▶ [EXERCISE DESCRIPTION]: Tally the lines that contain "germs" and report the total alone.

▶ [RECORDED INFORMATION]:
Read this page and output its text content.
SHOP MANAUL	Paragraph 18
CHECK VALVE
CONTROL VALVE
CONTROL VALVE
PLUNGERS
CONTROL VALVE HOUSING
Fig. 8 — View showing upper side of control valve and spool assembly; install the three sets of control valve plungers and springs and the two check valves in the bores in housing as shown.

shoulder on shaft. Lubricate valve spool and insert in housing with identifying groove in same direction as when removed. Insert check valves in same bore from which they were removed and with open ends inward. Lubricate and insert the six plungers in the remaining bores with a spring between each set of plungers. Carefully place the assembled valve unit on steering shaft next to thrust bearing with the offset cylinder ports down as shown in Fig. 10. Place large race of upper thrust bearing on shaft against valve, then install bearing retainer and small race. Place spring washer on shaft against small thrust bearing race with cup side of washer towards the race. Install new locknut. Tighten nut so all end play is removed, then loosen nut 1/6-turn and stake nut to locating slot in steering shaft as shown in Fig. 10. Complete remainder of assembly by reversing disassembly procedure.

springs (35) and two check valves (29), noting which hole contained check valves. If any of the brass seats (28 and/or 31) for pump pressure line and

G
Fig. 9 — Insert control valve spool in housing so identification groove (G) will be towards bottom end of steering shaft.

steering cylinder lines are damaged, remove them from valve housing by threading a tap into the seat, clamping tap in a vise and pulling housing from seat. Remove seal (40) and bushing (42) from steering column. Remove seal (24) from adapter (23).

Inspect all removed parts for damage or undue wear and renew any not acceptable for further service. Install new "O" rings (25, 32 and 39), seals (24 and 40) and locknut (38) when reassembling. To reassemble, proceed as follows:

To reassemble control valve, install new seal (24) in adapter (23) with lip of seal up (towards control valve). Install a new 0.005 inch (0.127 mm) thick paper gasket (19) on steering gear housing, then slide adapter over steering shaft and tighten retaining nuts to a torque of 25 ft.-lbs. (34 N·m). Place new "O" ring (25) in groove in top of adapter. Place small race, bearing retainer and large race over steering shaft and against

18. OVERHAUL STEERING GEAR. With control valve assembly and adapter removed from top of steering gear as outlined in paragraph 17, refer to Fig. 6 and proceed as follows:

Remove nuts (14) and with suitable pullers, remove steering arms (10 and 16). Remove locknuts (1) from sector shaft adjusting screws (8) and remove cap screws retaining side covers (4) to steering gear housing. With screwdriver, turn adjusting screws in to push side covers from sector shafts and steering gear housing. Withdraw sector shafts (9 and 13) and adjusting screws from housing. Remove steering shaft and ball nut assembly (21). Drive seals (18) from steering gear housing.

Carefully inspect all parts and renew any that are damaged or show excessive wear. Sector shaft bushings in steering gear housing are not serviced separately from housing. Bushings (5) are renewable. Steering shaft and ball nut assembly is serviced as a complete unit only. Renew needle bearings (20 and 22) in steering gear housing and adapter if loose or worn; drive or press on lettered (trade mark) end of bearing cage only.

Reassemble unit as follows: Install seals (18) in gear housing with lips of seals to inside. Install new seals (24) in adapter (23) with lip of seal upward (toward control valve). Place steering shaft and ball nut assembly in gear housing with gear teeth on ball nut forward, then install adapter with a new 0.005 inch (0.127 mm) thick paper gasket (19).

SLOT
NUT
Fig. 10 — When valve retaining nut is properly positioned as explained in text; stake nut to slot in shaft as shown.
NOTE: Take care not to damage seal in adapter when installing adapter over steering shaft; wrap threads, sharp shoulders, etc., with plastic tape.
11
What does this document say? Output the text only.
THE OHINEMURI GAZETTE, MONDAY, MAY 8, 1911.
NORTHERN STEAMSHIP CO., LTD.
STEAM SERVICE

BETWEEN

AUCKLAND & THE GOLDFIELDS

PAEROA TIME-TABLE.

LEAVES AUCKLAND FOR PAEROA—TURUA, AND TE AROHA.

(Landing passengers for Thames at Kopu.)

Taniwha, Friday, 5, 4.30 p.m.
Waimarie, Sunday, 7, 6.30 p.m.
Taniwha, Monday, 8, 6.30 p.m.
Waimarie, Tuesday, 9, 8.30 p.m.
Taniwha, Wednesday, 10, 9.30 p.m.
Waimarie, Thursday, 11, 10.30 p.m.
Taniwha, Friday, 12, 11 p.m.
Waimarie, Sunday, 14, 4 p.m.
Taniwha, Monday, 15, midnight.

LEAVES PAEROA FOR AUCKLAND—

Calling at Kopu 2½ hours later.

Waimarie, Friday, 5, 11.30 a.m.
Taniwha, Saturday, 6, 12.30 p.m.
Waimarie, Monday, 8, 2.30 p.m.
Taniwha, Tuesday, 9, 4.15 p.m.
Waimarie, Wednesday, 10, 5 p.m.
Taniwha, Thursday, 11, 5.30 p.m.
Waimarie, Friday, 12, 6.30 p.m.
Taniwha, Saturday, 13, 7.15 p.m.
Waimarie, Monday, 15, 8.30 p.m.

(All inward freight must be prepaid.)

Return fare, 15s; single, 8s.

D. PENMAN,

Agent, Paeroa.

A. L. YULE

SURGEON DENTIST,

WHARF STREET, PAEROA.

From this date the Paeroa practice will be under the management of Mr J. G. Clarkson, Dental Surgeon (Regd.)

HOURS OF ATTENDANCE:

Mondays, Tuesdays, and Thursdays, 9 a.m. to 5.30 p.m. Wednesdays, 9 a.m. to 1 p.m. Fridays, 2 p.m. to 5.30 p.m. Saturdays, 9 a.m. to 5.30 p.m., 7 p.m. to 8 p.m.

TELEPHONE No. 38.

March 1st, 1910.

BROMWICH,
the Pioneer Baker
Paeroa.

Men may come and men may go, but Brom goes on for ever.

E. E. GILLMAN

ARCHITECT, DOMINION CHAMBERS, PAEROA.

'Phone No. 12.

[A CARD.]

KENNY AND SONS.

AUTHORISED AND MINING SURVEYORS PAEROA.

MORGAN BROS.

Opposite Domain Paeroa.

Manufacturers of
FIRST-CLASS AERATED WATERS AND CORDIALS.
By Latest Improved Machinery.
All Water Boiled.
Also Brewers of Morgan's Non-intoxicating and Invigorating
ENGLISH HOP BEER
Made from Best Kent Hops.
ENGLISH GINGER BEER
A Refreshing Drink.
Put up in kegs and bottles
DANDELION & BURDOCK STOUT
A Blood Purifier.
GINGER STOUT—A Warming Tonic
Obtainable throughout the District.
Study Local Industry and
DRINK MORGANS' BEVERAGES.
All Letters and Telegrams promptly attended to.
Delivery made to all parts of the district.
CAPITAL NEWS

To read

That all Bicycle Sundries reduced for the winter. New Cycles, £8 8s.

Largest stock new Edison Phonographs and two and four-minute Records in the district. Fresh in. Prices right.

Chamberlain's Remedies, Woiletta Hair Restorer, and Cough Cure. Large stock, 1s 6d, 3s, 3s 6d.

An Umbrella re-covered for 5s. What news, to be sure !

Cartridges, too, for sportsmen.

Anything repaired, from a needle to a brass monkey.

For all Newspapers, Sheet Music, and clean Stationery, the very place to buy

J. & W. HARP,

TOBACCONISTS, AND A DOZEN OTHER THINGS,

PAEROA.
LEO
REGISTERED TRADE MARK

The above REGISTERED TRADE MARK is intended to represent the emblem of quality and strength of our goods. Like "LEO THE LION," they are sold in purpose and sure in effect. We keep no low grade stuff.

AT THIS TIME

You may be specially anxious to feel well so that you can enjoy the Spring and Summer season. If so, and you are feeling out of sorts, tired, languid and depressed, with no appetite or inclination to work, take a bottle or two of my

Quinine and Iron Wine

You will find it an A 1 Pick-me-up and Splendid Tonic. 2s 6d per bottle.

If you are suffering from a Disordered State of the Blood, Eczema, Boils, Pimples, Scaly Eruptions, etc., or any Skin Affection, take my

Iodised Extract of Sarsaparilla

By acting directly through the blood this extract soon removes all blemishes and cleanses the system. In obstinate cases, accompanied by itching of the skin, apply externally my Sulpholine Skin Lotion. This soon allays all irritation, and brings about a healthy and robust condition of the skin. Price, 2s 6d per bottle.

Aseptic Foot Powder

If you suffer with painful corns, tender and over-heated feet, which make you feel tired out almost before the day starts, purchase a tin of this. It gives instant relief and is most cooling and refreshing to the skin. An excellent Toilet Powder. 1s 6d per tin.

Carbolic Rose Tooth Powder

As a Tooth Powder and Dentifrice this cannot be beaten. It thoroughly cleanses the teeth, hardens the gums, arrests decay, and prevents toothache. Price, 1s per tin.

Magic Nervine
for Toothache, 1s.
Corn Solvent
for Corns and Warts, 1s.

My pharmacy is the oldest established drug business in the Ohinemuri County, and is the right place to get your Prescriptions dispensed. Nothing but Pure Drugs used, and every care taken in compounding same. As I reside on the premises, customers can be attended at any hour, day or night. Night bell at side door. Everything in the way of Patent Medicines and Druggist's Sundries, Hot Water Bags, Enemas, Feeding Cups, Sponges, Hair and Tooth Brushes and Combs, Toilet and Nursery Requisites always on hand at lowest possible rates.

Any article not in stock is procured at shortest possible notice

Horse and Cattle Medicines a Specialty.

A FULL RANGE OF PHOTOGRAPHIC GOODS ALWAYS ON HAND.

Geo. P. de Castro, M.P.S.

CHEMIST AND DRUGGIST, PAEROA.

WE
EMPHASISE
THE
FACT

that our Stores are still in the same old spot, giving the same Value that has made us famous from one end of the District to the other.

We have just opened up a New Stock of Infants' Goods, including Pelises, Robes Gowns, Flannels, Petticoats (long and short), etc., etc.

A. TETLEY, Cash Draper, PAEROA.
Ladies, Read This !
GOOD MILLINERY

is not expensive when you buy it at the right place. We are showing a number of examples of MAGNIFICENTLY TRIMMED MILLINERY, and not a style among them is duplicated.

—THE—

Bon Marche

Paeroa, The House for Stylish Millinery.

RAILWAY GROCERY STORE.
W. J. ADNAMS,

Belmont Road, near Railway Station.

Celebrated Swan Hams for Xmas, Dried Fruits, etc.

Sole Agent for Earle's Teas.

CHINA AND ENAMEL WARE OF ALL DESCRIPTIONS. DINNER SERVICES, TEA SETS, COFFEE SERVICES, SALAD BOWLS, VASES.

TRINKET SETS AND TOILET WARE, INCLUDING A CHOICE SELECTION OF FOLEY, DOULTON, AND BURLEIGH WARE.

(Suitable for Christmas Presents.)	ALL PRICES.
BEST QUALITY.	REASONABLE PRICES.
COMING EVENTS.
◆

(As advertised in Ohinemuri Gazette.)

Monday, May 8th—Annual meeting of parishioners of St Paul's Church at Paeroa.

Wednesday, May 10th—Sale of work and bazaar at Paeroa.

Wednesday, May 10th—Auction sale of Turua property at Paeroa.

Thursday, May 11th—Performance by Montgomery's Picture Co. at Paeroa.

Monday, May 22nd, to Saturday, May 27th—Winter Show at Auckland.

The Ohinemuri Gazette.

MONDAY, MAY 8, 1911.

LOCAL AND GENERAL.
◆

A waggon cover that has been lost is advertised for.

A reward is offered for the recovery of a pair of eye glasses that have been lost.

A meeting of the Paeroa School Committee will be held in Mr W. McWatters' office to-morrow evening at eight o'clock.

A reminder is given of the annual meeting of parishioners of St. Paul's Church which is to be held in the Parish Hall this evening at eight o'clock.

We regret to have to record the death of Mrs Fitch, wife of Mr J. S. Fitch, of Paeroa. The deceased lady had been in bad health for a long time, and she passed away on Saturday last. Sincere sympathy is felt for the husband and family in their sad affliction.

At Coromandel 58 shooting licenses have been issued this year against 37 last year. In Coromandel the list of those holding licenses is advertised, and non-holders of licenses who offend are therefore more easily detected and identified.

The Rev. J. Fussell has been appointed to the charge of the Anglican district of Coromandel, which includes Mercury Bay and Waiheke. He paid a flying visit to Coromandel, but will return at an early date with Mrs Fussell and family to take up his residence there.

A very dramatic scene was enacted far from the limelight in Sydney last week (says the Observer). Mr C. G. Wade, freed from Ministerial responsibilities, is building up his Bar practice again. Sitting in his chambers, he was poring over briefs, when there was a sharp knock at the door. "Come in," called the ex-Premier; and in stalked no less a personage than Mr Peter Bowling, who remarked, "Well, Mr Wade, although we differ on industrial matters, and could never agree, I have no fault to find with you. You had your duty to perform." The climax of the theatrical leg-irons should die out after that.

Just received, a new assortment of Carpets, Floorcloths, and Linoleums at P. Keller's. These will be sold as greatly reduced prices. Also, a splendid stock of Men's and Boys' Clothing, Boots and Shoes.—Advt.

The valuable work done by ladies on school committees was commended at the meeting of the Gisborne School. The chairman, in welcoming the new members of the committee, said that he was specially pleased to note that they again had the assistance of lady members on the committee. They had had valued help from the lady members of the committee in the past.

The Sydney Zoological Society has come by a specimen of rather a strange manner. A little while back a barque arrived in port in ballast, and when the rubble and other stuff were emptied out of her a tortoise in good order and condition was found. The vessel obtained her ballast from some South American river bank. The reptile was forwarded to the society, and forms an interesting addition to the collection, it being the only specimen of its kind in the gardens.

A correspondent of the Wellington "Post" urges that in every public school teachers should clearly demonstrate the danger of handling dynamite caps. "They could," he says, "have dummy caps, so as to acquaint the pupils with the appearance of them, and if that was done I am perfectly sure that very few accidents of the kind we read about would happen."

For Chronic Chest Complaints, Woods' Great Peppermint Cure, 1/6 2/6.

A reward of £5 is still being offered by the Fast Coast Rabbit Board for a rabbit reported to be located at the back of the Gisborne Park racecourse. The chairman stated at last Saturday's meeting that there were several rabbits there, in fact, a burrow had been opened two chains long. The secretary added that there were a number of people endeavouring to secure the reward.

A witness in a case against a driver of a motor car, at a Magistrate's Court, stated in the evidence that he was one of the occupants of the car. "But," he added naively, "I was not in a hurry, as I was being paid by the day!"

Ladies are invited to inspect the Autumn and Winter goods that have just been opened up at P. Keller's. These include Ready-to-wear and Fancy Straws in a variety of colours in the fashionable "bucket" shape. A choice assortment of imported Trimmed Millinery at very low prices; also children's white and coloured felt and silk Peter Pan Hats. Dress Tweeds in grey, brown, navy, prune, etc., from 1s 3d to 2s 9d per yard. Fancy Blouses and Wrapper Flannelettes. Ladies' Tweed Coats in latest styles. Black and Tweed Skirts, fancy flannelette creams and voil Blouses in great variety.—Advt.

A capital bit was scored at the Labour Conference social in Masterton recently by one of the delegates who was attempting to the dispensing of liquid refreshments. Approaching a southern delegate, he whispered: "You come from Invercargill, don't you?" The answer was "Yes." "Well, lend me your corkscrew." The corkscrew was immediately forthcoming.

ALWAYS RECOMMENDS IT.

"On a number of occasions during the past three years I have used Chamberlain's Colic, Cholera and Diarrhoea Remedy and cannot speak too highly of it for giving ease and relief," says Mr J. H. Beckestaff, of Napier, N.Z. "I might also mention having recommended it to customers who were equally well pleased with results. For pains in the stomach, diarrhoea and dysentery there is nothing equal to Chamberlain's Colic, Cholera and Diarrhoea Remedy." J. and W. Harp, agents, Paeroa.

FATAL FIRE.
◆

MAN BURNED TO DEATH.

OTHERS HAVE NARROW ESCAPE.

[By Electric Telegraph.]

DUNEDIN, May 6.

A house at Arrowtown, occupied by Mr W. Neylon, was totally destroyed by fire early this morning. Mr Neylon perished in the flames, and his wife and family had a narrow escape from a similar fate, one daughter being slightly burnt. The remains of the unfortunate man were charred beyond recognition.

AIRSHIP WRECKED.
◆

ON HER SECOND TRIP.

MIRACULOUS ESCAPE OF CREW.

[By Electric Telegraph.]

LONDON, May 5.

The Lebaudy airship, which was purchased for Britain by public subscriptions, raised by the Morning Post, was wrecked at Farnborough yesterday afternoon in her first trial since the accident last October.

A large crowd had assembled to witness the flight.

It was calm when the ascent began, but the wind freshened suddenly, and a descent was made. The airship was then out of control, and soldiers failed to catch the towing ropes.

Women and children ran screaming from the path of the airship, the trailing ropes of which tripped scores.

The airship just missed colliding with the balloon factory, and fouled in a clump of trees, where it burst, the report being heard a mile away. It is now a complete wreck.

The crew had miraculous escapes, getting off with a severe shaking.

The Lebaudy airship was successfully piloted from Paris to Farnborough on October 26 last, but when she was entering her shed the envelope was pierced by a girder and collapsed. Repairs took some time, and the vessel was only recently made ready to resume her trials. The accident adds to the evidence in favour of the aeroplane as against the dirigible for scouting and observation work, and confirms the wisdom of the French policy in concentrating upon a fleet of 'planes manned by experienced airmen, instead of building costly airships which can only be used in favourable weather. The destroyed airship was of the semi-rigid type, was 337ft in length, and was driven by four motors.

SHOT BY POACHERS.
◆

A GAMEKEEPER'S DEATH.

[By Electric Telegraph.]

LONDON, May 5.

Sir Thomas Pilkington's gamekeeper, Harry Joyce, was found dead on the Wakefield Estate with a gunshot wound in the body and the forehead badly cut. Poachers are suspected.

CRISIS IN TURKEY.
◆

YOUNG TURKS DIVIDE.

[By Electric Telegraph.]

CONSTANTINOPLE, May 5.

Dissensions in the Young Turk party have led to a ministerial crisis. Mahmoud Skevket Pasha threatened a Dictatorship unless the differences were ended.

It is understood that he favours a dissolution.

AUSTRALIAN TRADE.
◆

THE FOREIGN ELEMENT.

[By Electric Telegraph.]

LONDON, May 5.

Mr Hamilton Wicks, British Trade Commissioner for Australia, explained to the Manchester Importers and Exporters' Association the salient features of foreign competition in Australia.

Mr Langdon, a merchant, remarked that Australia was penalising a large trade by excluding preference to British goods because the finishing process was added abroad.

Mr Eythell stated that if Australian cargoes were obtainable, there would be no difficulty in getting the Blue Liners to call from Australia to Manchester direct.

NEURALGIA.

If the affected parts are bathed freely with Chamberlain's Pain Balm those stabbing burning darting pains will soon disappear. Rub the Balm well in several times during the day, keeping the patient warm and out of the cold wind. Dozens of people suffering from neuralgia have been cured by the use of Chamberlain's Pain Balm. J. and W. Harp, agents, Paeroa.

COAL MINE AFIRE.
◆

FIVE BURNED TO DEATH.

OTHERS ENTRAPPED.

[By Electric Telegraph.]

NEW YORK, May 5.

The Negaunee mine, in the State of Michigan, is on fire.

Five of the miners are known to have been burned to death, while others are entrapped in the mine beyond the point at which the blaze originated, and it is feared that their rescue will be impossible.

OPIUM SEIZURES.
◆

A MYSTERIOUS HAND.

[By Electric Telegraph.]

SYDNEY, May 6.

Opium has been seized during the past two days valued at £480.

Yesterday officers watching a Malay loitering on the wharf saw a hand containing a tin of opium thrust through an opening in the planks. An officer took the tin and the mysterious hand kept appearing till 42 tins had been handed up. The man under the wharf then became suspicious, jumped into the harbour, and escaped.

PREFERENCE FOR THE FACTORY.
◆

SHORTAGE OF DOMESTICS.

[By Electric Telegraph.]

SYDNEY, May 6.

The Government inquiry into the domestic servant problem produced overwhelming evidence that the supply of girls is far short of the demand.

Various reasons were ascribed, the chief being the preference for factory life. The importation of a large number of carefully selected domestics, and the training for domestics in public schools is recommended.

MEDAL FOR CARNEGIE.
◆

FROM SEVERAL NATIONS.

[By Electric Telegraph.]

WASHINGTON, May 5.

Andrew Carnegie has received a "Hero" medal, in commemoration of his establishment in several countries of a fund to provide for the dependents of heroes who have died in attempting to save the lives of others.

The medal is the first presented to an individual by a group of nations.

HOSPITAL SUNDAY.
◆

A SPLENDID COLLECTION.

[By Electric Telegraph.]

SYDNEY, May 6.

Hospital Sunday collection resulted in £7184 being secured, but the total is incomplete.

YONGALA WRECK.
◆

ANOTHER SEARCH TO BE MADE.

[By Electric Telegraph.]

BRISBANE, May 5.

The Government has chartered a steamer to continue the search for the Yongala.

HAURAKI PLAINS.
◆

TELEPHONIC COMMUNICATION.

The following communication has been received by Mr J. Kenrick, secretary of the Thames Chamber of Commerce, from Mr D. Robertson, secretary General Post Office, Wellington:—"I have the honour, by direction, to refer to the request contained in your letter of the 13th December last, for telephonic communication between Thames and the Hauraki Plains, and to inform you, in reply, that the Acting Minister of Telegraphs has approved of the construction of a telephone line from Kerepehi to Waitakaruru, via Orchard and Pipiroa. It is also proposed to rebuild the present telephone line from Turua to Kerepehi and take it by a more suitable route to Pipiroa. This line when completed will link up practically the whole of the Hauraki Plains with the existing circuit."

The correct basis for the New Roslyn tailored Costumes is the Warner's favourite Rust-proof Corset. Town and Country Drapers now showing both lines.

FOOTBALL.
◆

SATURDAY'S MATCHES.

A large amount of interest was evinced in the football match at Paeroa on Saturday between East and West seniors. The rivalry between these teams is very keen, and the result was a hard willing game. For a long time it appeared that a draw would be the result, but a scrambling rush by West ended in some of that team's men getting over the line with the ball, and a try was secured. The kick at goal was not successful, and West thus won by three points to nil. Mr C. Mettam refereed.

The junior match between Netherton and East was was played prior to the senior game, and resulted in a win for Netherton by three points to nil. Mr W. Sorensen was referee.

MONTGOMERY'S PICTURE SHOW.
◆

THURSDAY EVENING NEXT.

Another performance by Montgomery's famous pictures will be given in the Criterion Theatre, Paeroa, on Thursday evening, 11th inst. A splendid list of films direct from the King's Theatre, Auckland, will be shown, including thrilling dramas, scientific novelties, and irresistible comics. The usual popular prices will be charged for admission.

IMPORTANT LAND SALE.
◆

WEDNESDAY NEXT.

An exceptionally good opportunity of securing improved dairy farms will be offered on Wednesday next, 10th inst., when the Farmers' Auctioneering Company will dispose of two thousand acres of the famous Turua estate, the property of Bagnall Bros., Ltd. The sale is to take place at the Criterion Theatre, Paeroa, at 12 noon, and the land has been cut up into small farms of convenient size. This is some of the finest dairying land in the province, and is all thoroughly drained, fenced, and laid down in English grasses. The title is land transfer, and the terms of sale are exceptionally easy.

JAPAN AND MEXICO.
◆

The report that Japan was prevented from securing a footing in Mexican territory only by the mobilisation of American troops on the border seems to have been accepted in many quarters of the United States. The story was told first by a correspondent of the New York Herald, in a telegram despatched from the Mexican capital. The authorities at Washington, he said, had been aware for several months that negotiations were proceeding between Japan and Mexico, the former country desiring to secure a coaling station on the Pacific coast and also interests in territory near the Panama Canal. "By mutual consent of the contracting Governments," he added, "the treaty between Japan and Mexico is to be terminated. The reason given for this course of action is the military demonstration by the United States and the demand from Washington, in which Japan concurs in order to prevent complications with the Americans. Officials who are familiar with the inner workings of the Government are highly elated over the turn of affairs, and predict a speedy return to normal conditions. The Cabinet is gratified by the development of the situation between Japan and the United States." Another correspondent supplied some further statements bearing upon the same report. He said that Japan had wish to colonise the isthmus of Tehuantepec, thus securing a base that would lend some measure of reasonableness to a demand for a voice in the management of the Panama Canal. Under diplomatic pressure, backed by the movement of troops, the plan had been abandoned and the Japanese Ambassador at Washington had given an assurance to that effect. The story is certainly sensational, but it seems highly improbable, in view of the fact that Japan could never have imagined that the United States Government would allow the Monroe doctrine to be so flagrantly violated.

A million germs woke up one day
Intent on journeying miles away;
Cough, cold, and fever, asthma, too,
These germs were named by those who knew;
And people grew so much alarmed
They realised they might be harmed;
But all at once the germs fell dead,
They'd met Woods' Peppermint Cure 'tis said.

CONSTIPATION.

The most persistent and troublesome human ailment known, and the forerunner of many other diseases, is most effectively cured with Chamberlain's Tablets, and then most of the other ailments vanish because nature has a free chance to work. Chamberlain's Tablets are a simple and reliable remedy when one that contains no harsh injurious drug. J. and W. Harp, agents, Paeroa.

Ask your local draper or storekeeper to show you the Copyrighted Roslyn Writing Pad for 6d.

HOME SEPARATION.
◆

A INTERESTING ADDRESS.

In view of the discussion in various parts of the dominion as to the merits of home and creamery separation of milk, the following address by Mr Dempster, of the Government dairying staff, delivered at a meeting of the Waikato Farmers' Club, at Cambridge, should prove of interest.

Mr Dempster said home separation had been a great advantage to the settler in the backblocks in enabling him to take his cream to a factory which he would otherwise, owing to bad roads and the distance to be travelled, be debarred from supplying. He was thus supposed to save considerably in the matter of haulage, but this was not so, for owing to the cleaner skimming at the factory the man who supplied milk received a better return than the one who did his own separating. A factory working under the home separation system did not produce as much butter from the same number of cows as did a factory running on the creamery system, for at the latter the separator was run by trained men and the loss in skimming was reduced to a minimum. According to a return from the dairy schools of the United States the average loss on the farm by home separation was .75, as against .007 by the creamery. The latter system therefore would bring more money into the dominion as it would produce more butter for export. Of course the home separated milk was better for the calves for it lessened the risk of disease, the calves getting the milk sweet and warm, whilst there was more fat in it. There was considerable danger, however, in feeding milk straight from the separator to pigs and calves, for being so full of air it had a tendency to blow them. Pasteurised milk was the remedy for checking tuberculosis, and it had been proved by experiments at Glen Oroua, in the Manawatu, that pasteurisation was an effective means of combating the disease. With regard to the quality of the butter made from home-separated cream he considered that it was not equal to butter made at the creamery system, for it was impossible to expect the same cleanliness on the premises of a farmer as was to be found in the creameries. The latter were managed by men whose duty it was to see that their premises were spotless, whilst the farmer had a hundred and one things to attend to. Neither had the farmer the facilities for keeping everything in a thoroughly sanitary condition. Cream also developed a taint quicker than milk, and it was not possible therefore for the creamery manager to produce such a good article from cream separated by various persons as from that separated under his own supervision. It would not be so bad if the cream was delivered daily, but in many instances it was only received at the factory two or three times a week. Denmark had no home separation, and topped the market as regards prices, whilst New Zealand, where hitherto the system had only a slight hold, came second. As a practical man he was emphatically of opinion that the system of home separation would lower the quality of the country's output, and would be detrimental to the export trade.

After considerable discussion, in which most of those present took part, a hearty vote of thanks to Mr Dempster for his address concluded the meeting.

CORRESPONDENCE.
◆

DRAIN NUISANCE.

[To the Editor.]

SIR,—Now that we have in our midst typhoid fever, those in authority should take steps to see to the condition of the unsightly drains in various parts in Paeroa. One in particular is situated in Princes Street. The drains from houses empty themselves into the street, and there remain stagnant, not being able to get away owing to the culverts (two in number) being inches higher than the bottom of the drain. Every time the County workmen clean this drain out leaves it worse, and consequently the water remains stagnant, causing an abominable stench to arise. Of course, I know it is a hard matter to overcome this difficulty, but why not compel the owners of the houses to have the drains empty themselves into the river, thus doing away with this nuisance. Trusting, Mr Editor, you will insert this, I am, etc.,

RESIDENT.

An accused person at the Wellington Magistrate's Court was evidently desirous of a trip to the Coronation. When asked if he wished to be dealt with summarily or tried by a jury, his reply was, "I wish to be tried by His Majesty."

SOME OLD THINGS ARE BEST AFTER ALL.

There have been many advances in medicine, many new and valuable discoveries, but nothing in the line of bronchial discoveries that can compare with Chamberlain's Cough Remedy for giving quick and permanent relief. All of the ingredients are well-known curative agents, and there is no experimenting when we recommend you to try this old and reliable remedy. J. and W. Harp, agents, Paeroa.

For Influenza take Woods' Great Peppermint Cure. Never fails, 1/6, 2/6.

▶ [ANSWER FOR THIS EXERCISE]: 3